- **ENREGISTREMENTS EXTRAITS**:
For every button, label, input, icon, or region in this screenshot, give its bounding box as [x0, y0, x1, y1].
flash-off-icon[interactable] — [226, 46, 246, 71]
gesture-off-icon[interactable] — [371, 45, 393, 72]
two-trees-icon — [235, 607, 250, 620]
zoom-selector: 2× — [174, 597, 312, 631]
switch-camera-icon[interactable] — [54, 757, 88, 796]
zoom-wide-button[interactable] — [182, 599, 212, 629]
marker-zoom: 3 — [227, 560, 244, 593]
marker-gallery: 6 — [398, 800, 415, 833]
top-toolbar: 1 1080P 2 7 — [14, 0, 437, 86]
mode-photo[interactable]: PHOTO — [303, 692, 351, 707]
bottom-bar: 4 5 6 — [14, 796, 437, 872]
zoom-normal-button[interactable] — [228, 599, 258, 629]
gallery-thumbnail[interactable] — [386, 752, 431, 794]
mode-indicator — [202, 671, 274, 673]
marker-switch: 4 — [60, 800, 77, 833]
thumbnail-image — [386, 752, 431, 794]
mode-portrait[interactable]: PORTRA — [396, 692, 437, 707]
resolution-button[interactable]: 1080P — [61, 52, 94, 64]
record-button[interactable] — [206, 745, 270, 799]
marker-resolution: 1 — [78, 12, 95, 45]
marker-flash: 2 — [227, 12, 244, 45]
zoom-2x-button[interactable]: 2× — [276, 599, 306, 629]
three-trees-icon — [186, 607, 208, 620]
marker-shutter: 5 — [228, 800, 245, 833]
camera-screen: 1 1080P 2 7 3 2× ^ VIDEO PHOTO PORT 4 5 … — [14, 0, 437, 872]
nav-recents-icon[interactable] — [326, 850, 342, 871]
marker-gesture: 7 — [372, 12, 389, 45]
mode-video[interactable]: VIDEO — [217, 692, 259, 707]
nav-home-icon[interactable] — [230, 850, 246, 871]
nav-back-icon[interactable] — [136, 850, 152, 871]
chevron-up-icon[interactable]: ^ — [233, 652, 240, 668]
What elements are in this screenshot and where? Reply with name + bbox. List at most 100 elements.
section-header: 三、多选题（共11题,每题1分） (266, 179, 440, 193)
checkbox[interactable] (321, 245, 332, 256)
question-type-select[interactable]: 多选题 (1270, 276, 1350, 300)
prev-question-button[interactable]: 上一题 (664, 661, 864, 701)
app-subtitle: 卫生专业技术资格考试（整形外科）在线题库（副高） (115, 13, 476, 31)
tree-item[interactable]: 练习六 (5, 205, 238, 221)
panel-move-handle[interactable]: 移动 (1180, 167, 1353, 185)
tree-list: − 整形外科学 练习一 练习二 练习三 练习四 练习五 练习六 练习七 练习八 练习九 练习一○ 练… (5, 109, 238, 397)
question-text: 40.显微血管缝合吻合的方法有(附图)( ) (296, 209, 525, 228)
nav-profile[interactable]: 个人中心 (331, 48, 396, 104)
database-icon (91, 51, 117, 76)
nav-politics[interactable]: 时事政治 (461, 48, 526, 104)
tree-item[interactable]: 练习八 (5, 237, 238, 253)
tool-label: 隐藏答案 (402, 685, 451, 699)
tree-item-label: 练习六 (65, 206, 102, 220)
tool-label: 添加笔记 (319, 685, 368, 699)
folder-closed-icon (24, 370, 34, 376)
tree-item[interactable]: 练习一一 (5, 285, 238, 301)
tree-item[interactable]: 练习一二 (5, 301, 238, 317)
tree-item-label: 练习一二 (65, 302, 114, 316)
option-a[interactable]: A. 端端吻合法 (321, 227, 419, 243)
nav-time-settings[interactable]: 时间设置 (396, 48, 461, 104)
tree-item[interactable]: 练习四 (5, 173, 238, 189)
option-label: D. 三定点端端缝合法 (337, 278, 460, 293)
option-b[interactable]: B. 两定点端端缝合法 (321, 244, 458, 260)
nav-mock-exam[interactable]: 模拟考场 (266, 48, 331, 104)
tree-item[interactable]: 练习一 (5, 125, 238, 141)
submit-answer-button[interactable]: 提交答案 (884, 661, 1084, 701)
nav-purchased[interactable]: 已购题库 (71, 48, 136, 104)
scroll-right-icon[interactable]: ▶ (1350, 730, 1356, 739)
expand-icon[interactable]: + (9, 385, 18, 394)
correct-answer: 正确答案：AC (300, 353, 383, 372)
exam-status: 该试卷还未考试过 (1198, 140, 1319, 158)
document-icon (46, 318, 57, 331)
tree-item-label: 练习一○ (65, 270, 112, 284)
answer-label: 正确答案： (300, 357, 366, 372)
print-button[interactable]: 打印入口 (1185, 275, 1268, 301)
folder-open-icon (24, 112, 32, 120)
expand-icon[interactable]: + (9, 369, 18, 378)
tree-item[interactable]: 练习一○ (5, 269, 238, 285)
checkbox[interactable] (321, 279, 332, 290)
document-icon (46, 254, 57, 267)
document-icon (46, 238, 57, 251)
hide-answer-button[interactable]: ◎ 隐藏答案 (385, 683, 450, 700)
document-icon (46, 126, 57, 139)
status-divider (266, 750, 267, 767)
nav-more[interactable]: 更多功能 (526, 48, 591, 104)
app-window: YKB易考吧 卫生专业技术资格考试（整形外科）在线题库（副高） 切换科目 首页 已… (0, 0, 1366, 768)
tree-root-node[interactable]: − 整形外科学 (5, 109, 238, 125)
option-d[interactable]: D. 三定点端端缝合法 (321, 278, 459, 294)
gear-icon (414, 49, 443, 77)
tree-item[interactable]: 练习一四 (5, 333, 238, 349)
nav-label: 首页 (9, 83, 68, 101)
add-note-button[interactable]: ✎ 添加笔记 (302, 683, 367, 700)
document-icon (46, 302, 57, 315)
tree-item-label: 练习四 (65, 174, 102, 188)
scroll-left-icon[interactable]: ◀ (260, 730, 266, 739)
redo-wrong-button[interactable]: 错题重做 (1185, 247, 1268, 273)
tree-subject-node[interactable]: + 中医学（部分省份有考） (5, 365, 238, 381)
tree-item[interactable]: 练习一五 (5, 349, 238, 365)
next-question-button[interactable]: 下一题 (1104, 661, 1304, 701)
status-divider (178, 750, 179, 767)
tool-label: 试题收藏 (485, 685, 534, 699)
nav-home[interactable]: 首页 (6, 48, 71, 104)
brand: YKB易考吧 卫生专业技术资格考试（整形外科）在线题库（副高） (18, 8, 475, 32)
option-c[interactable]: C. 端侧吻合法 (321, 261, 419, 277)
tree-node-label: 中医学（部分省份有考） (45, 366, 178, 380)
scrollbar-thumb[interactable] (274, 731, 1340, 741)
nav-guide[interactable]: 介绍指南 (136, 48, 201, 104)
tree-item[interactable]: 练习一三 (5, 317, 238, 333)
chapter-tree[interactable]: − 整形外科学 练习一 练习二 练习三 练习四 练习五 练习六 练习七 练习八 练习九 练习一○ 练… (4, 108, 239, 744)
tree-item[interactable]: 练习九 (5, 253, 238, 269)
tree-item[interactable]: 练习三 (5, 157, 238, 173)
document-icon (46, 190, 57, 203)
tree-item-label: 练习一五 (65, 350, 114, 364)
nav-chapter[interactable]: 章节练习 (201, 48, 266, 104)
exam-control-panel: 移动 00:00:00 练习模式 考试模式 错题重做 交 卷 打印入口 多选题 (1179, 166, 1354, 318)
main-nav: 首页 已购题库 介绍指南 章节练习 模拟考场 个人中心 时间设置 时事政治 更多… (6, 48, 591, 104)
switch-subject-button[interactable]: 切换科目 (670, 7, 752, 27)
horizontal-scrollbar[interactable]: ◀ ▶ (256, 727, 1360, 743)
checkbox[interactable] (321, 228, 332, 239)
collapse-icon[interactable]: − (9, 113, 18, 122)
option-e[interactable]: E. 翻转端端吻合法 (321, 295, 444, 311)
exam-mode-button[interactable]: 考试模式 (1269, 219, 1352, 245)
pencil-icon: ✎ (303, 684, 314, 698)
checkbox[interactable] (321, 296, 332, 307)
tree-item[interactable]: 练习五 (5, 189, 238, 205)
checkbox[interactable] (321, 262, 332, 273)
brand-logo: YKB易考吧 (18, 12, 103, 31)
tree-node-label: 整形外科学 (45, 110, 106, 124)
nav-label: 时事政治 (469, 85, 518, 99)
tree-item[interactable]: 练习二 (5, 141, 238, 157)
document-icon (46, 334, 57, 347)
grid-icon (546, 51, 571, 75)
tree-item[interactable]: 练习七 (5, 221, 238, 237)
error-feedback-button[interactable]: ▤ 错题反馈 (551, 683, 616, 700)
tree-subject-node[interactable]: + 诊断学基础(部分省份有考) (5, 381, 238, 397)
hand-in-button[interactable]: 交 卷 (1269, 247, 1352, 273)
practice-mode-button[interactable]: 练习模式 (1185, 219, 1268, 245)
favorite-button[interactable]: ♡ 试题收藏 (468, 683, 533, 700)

- **OBJET DE L'EXERCICE**: Reproduisez à l'identique les enregistrements, depuis leur début jusqu'à la ligne contenant « checkbox[interactable] (321, 245, 332, 256) », bornes comprises.

- **EXERCICE CORRIGÉ**:
For every button, label, input, icon, or region in this screenshot, give its bounding box as [x0, y0, x1, y1].
flash-off-icon[interactable] — [226, 46, 246, 71]
gesture-off-icon[interactable] — [371, 45, 393, 72]
two-trees-icon — [235, 607, 250, 620]
zoom-selector: 2× — [174, 597, 312, 631]
switch-camera-icon[interactable] — [54, 757, 88, 796]
zoom-wide-button[interactable] — [182, 599, 212, 629]
marker-zoom: 3 — [227, 560, 244, 593]
marker-gallery: 6 — [398, 800, 415, 833]
top-toolbar: 1 1080P 2 7 — [14, 0, 437, 86]
mode-photo[interactable]: PHOTO — [303, 692, 351, 707]
bottom-bar: 4 5 6 — [14, 796, 437, 872]
zoom-normal-button[interactable] — [228, 599, 258, 629]
gallery-thumbnail[interactable] — [386, 752, 431, 794]
mode-indicator — [202, 671, 274, 673]
marker-switch: 4 — [60, 800, 77, 833]
thumbnail-image — [386, 752, 431, 794]
mode-portrait[interactable]: PORTRA — [396, 692, 437, 707]
resolution-button[interactable]: 1080P — [61, 52, 94, 64]
record-button[interactable] — [206, 745, 270, 799]
marker-resolution: 1 — [78, 12, 95, 45]
marker-flash: 2 — [227, 12, 244, 45]
zoom-2x-button[interactable]: 2× — [276, 599, 306, 629]
three-trees-icon — [186, 607, 208, 620]
marker-shutter: 5 — [228, 800, 245, 833]
camera-screen: 1 1080P 2 7 3 2× ^ VIDEO PHOTO PORT 4 5 … — [14, 0, 437, 872]
nav-recents-icon[interactable] — [326, 850, 342, 871]
marker-gesture: 7 — [372, 12, 389, 45]
mode-video[interactable]: VIDEO — [217, 692, 259, 707]
nav-home-icon[interactable] — [230, 850, 246, 871]
nav-back-icon[interactable] — [136, 850, 152, 871]
chevron-up-icon[interactable]: ^ — [233, 652, 240, 668]
What elements are in this screenshot and where? Reply with name + bbox. List at most 100 elements.
section-header: 三、多选题（共11题,每题1分） (266, 179, 440, 193)
checkbox[interactable] (321, 245, 332, 256)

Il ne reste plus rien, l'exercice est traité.